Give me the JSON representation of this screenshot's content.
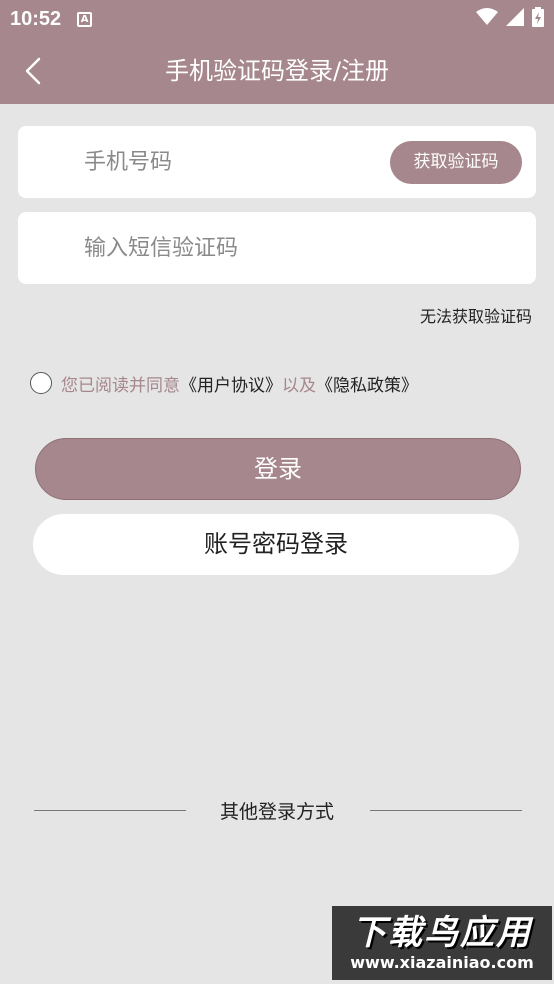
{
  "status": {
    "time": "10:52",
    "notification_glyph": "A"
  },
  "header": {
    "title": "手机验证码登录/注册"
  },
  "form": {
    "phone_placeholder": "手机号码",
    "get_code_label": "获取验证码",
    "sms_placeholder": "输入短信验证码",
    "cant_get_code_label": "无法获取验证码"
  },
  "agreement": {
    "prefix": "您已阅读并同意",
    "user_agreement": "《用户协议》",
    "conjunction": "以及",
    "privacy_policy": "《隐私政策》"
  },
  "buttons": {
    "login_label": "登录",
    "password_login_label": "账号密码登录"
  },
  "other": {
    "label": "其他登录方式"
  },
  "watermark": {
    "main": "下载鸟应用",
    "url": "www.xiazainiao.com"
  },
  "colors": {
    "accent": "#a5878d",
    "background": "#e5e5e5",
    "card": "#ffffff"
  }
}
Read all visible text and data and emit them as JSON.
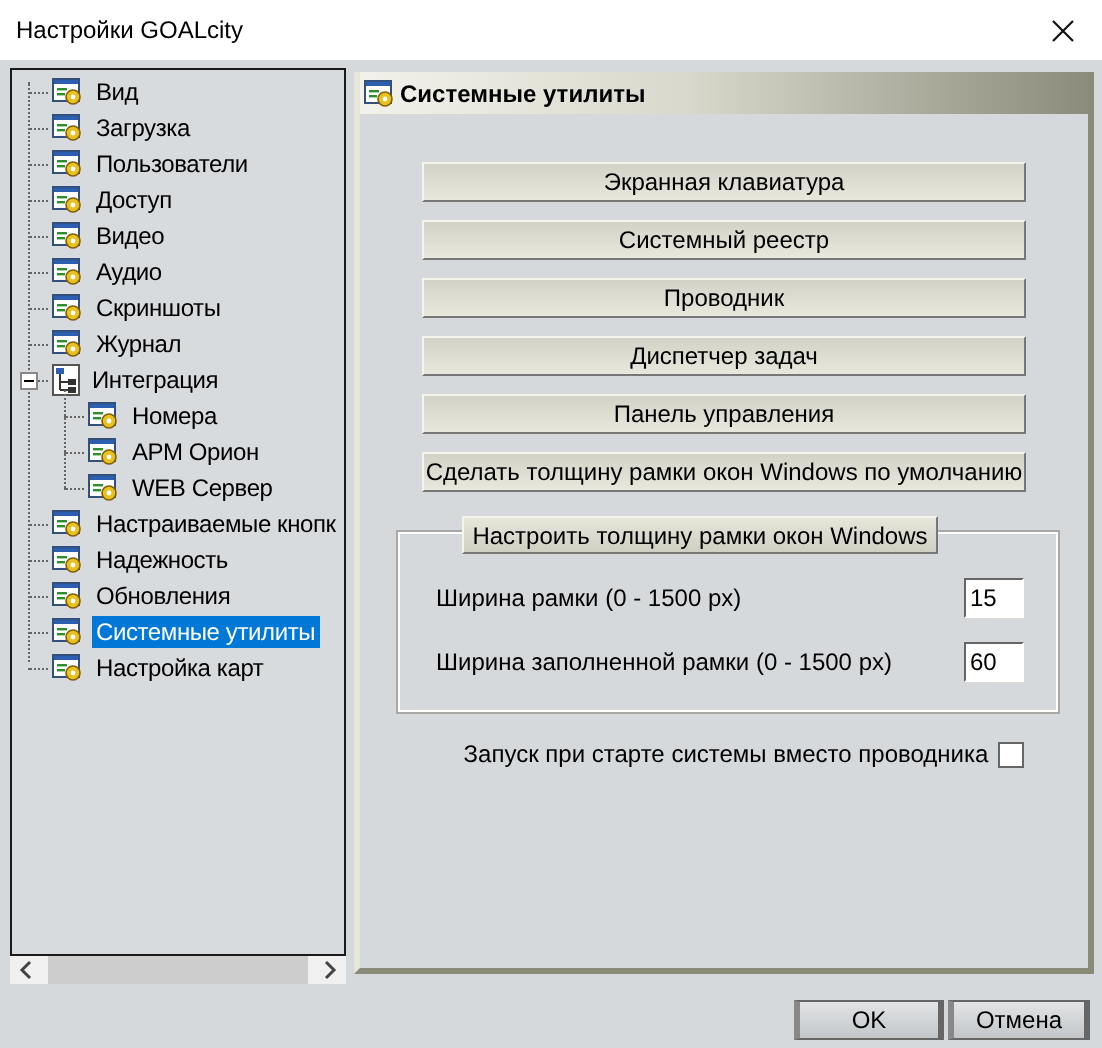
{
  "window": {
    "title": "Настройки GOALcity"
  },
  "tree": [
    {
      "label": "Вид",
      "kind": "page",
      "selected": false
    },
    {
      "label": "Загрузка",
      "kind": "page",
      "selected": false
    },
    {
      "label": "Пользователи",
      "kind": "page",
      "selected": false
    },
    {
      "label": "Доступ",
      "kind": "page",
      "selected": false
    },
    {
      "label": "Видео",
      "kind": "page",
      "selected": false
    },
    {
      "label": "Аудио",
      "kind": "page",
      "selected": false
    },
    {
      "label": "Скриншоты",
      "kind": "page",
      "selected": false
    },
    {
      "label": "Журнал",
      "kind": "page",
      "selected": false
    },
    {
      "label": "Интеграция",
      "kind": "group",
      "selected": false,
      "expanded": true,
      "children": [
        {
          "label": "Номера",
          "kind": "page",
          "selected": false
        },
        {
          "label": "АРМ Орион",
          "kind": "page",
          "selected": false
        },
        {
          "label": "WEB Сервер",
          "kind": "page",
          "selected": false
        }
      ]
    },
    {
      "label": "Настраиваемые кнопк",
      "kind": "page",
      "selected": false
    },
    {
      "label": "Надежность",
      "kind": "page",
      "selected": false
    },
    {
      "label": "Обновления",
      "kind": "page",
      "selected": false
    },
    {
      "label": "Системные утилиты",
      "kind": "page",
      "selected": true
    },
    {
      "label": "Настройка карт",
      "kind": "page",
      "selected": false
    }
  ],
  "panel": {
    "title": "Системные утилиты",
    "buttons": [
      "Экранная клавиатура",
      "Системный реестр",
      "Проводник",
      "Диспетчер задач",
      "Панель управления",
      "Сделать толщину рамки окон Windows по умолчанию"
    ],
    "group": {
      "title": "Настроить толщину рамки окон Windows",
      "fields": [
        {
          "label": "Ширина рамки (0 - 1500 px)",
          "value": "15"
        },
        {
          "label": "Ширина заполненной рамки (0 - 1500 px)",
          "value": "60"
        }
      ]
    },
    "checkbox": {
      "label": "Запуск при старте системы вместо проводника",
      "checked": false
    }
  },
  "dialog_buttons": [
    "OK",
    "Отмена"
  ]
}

_ _ _ _

§ **TASK OBJECTIVE**
Where a line in the material contains "рамки", copy that line.

§ **ANSWER FOR THIS EXERCISE**
      "Сделать толщину рамки окон Windows по умолчанию"
      "title": "Настроить толщину рамки окон Windows",
          "label": "Ширина рамки (0 - 1500 px)",
          "label": "Ширина заполненной рамки (0 - 1500 px)",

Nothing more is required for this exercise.